___ INPUT DATA ___

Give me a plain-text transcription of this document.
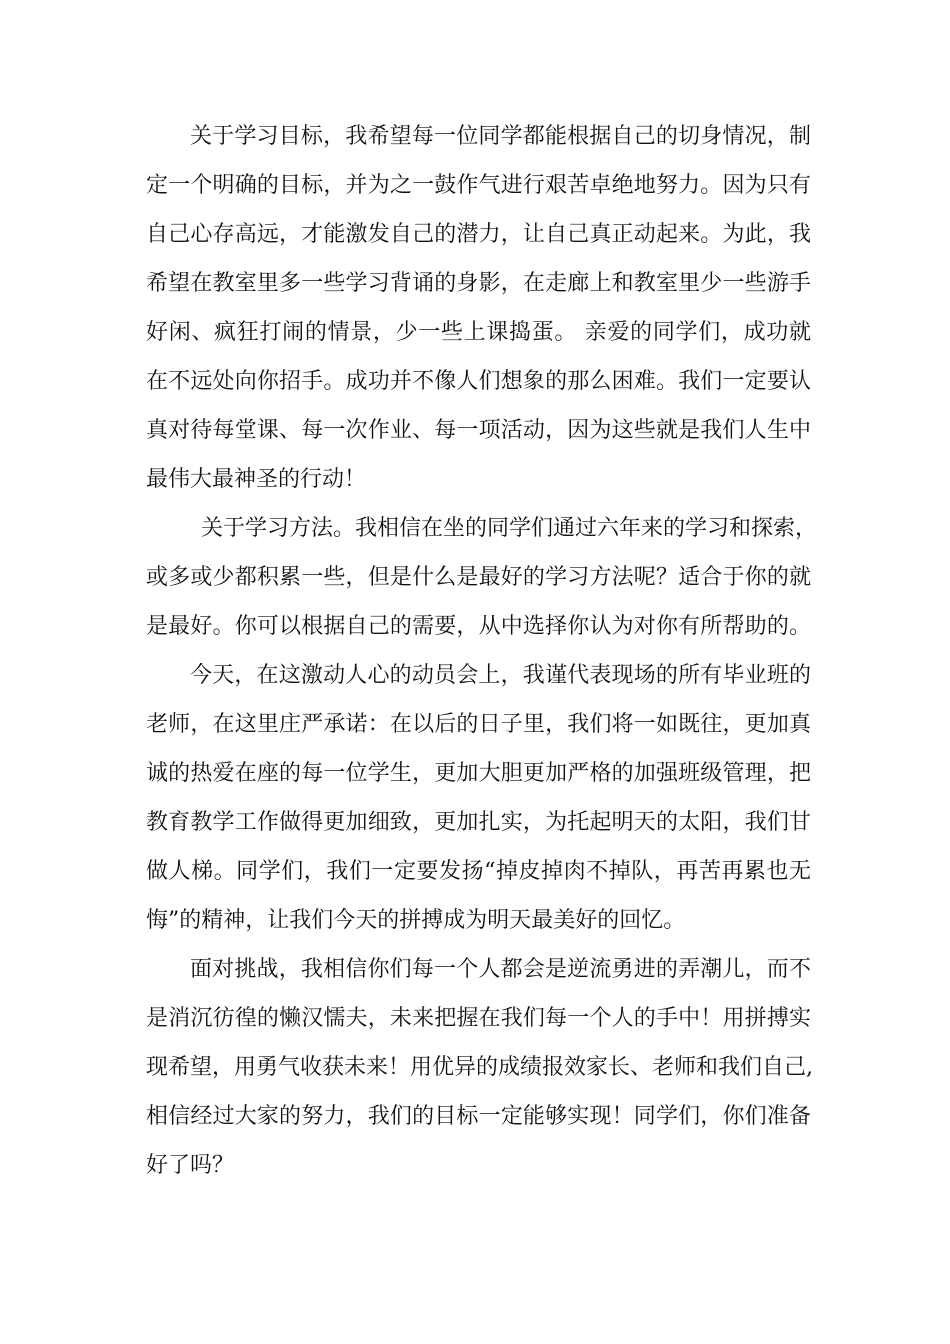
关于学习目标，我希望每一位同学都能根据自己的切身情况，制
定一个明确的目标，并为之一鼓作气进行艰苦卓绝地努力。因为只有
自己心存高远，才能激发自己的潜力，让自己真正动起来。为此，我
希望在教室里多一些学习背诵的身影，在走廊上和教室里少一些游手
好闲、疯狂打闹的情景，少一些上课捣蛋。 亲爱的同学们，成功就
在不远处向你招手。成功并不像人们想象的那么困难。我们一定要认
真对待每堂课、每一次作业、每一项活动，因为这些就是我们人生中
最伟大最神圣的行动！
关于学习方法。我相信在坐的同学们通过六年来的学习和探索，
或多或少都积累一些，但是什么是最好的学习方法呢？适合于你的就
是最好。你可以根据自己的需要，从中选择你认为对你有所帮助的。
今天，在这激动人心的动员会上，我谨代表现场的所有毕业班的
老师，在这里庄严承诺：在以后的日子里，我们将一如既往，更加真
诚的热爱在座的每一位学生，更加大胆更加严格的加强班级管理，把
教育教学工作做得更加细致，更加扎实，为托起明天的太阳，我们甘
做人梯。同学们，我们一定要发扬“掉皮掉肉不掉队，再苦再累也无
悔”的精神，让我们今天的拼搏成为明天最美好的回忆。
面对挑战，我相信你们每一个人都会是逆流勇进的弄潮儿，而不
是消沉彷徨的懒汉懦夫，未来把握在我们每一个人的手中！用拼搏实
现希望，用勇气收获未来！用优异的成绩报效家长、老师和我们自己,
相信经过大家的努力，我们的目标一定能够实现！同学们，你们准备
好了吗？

___
___ INPUT DATA ___

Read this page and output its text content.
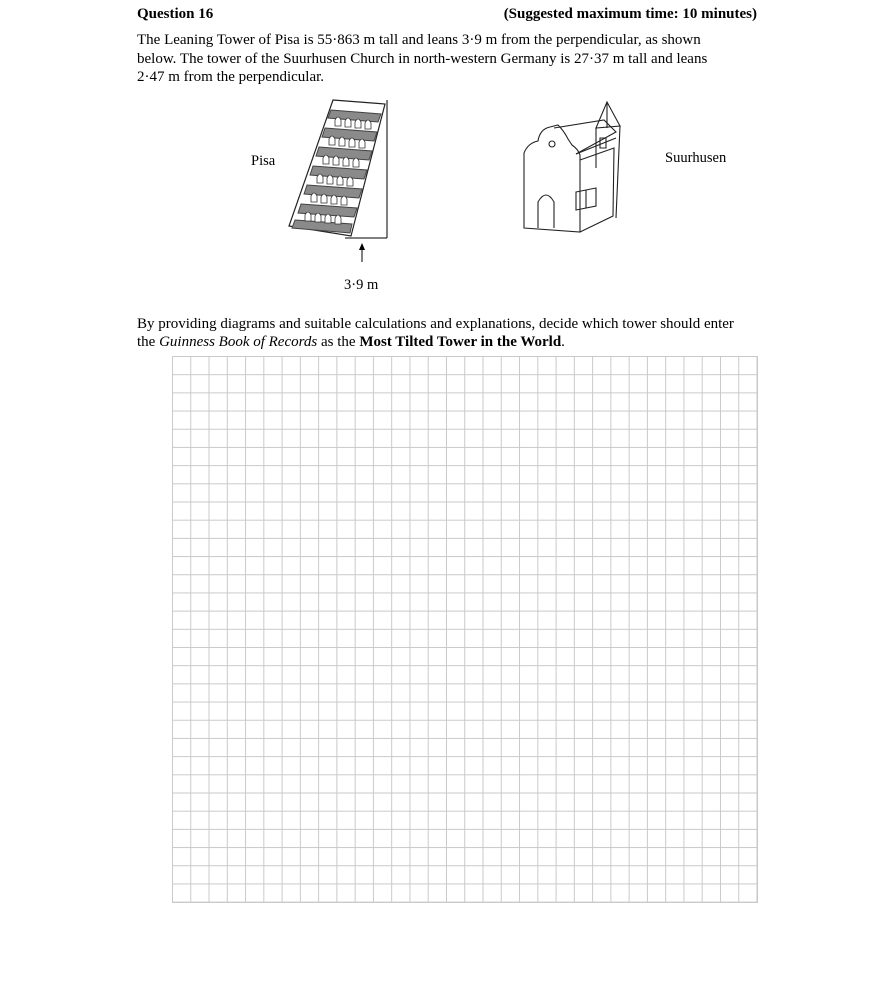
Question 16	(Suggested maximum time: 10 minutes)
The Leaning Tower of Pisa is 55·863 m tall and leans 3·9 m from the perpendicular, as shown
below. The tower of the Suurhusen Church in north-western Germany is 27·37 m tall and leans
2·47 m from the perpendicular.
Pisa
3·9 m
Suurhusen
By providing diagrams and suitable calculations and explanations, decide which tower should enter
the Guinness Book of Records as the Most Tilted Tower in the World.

___
___ INPUT DATA ___

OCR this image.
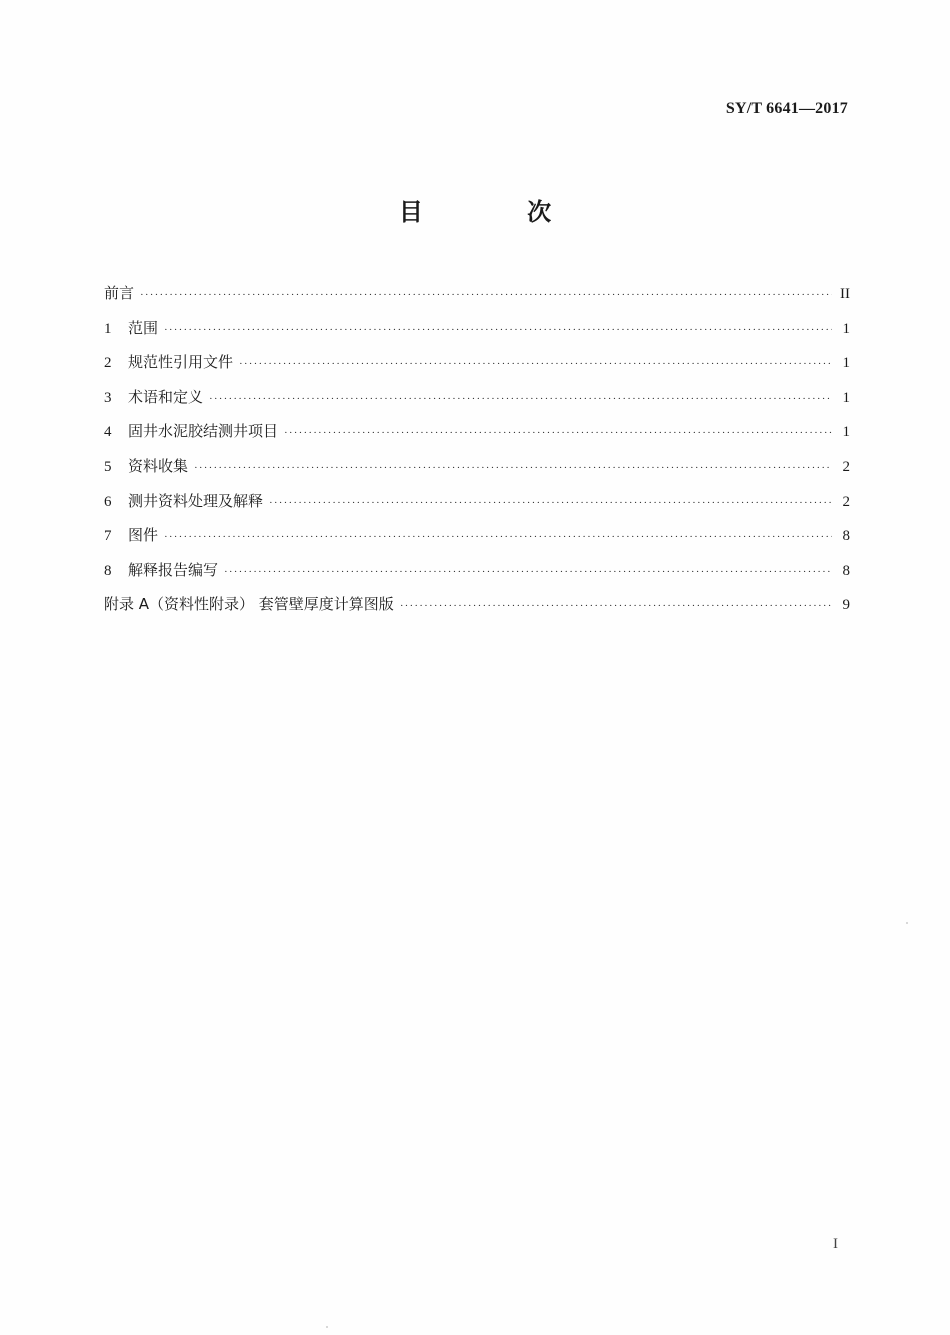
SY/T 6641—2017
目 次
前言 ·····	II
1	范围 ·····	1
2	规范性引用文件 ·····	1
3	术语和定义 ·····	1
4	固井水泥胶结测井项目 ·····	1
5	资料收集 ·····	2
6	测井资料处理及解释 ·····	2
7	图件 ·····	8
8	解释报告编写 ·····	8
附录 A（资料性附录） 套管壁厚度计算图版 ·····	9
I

___

▶ EXERCISE REQUIREMENTS
Which lines in the records above contain the string "Suurhusen"? Copy each one.

▶ SOLUTION TO THIS PROBLEM
below. The tower of the Suurhusen Church in north-western Germany is 27·37 m tall and leans
Suurhusen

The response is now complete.